───── Records for this task

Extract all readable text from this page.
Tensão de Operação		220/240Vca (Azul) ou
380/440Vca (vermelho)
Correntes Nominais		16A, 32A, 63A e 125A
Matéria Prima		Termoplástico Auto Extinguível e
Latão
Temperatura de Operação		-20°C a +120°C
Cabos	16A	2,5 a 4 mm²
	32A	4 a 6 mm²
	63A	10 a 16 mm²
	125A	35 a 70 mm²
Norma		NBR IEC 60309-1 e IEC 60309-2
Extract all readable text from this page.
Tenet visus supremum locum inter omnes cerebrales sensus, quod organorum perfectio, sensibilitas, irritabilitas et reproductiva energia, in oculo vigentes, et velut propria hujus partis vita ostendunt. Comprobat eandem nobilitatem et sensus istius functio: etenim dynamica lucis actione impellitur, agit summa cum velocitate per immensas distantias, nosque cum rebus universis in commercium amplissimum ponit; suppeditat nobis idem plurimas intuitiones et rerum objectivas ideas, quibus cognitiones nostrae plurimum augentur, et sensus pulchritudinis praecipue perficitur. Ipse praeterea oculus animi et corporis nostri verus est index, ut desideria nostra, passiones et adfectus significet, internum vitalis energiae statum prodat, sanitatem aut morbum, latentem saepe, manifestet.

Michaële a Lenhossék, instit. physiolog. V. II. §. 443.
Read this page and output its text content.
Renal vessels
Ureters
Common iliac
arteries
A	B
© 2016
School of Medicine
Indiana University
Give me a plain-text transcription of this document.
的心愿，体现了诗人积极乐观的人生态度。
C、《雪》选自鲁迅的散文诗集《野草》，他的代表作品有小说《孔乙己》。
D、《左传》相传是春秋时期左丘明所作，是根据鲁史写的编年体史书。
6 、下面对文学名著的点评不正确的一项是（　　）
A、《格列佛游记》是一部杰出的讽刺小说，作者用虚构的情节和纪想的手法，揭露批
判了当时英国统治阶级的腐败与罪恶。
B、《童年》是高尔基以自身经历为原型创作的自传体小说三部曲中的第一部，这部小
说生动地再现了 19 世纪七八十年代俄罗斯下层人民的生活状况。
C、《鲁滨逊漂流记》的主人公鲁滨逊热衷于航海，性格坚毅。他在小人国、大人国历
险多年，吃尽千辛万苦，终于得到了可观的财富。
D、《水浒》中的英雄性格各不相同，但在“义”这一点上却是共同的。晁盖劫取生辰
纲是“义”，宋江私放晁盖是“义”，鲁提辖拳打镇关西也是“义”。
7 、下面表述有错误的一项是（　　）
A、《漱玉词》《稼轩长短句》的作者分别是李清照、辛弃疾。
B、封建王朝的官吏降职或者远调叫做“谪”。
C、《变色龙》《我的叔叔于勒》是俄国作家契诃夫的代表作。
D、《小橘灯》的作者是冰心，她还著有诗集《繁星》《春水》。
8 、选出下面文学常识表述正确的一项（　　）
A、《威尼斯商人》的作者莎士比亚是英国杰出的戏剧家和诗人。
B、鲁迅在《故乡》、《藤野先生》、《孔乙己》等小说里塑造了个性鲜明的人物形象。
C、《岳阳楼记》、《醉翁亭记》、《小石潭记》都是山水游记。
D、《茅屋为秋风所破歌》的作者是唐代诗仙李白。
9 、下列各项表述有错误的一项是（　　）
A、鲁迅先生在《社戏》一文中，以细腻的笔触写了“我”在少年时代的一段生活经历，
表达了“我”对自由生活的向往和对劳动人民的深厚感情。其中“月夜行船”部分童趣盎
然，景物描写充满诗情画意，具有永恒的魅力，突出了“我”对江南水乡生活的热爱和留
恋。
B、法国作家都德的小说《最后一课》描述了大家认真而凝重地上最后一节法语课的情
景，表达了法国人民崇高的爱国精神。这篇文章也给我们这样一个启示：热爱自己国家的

──────────

▸ **Task**
Print all the data exactly.

▸ **Exercise result**
Extract all readable text from this page.
Tensão de Operação		220/240Vca (Azul) ou
380/440Vca (vermelho)
Correntes Nominais		16A, 32A, 63A e 125A
Matéria Prima		Termoplástico Auto Extinguível e
Latão
Temperatura de Operação		-20°C a +120°C
Cabos	16A	2,5 a 4 mm²
	32A	4 a 6 mm²
	63A	10 a 16 mm²
	125A	35 a 70 mm²
Norma		NBR IEC 60309-1 e IEC 60309-2
Extract all readable text from this page.
Tenet visus supremum locum inter omnes cerebrales sensus, quod organorum perfectio, sensibilitas, irritabilitas et reproductiva energia, in oculo vigentes, et velut propria hujus partis vita ostendunt. Comprobat eandem nobilitatem et sensus istius functio: etenim dynamica lucis actione impellitur, agit summa cum velocitate per immensas distantias, nosque cum rebus universis in commercium amplissimum ponit; suppeditat nobis idem plurimas intuitiones et rerum objectivas ideas, quibus cognitiones nostrae plurimum augentur, et sensus pulchritudinis praecipue perficitur. Ipse praeterea oculus animi et corporis nostri verus est index, ut desideria nostra, passiones et adfectus significet, internum vitalis energiae statum prodat, sanitatem aut morbum, latentem saepe, manifestet.

Michaële a Lenhossék, instit. physiolog. V. II. §. 443.
Read this page and output its text content.
Renal vessels
Ureters
Common iliac
arteries
A	B
© 2016
School of Medicine
Indiana University
Give me a plain-text transcription of this document.
的心愿，体现了诗人积极乐观的人生态度。
C、《雪》选自鲁迅的散文诗集《野草》，他的代表作品有小说《孔乙己》。
D、《左传》相传是春秋时期左丘明所作，是根据鲁史写的编年体史书。
6 、下面对文学名著的点评不正确的一项是（　　）
A、《格列佛游记》是一部杰出的讽刺小说，作者用虚构的情节和纪想的手法，揭露批
判了当时英国统治阶级的腐败与罪恶。
B、《童年》是高尔基以自身经历为原型创作的自传体小说三部曲中的第一部，这部小
说生动地再现了 19 世纪七八十年代俄罗斯下层人民的生活状况。
C、《鲁滨逊漂流记》的主人公鲁滨逊热衷于航海，性格坚毅。他在小人国、大人国历
险多年，吃尽千辛万苦，终于得到了可观的财富。
D、《水浒》中的英雄性格各不相同，但在“义”这一点上却是共同的。晁盖劫取生辰
纲是“义”，宋江私放晁盖是“义”，鲁提辖拳打镇关西也是“义”。
7 、下面表述有错误的一项是（　　）
A、《漱玉词》《稼轩长短句》的作者分别是李清照、辛弃疾。
B、封建王朝的官吏降职或者远调叫做“谪”。
C、《变色龙》《我的叔叔于勒》是俄国作家契诃夫的代表作。
D、《小橘灯》的作者是冰心，她还著有诗集《繁星》《春水》。
8 、选出下面文学常识表述正确的一项（　　）
A、《威尼斯商人》的作者莎士比亚是英国杰出的戏剧家和诗人。
B、鲁迅在《故乡》、《藤野先生》、《孔乙己》等小说里塑造了个性鲜明的人物形象。
C、《岳阳楼记》、《醉翁亭记》、《小石潭记》都是山水游记。
D、《茅屋为秋风所破歌》的作者是唐代诗仙李白。
9 、下列各项表述有错误的一项是（　　）
A、鲁迅先生在《社戏》一文中，以细腻的笔触写了“我”在少年时代的一段生活经历，
表达了“我”对自由生活的向往和对劳动人民的深厚感情。其中“月夜行船”部分童趣盎
然，景物描写充满诗情画意，具有永恒的魅力，突出了“我”对江南水乡生活的热爱和留
恋。
B、法国作家都德的小说《最后一课》描述了大家认真而凝重地上最后一节法语课的情
景，表达了法国人民崇高的爱国精神。这篇文章也给我们这样一个启示：热爱自己国家的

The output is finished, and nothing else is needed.